(Quoted passage)

Ingredients
2 fresh green abalone*
500 g sea cucumber*
Oil, for cooking
20 whole cloves garlic, peeled
1 cup spring onions, cut in 2-3 cm lengths
½ cup thinly sliced carrots
80 mL chicken stock
80 mL soya sauce
80 mL Chinese brown vinegar
40 mL rice wine
2 teaspoons sugar
1-2 tablespoons cornflour
1 teaspoon sesame oil
*Fresh abalone and sea cucumber can be purchased at seafood markets and also at larger suburban fishmongers.
1. Put the abalone into the refrigerator for 10-15 minutes to 'put it to sleep'. This will make it easier to remove from the shell. When chilled, lift it out of the shell with a very strong, thin, steel-bladed knife. Carefully cut and lever between the flesh and the shell, making sure not to pierce the flesh as it gives a bad taste. Remove the intestines from the flesh very carefully, too.

(End Quoted passage)
(Extracted information)

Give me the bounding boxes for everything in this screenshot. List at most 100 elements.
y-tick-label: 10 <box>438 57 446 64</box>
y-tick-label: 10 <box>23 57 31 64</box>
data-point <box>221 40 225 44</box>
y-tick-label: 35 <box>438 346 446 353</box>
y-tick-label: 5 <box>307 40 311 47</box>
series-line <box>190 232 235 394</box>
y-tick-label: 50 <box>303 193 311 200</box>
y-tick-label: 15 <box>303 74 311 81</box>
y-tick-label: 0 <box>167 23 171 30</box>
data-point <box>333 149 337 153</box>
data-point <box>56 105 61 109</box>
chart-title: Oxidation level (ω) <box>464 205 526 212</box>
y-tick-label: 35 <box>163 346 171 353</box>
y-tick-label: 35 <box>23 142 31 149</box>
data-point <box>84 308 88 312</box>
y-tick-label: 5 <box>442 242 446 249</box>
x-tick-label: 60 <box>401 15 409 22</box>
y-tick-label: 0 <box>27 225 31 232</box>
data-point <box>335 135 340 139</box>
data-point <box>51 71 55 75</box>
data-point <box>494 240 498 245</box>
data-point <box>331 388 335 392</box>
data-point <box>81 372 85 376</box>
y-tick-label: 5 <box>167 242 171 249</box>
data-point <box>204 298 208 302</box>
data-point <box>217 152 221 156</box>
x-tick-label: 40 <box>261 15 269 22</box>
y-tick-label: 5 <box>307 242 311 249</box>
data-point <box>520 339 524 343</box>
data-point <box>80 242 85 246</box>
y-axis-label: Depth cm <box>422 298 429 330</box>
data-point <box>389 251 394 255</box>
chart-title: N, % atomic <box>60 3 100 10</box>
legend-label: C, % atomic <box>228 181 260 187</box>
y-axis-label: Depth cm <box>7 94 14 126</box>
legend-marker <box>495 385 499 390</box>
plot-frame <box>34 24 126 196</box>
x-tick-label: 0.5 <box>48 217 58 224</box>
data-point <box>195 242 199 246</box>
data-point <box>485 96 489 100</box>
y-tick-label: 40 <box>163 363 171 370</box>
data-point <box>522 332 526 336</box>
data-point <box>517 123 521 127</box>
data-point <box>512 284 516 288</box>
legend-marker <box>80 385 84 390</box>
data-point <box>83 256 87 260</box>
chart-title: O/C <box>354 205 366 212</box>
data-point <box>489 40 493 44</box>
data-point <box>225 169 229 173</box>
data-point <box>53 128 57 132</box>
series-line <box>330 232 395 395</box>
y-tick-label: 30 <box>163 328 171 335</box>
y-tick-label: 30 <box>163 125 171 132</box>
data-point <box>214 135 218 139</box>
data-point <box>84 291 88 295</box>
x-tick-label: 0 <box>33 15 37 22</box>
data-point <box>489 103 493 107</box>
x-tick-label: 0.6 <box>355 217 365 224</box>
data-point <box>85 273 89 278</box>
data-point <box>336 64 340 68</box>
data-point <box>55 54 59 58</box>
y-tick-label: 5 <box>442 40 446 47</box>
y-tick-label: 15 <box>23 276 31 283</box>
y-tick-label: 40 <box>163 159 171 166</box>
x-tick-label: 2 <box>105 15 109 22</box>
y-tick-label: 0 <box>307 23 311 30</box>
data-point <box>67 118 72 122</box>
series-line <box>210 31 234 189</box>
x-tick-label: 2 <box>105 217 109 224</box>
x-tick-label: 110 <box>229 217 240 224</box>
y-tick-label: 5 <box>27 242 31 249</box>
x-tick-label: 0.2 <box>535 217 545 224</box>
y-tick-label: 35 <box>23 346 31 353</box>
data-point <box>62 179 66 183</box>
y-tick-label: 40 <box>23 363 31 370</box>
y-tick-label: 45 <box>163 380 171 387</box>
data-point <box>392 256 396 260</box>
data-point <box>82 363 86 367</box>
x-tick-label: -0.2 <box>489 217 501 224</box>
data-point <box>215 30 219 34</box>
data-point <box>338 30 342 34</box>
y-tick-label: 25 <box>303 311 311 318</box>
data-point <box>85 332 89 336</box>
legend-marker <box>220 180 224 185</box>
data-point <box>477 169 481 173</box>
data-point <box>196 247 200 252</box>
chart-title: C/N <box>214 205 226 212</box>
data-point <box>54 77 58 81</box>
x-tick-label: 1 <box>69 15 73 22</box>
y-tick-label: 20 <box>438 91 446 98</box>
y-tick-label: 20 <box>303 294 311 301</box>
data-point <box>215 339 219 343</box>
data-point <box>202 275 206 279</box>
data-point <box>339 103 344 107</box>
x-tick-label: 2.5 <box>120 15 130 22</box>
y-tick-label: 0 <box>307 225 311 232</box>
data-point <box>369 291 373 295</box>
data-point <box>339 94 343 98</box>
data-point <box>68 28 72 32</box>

(End Extracted information)

Task requirements: Continue the abalone and sea cucumber recipe from the point where it stops.

Reply:
2. Slice the sea cucumber and abalone very thinly.
3. Heat wok to a high heat, then add the oil. Add all the cloves of garlic and stir fry for a few minutes.
4. Add spring onion, and then add the sea cucumber, chicken stock, soya sauce, carrots, vinegar, rice wine and sugar. Stir through the abalone last. Cook for only a minute.
5. Mix cornflour with a little cold water, then stir through the mixture.
6. Add sesame oil.
7. Remove from heat and serve with rice or noodles.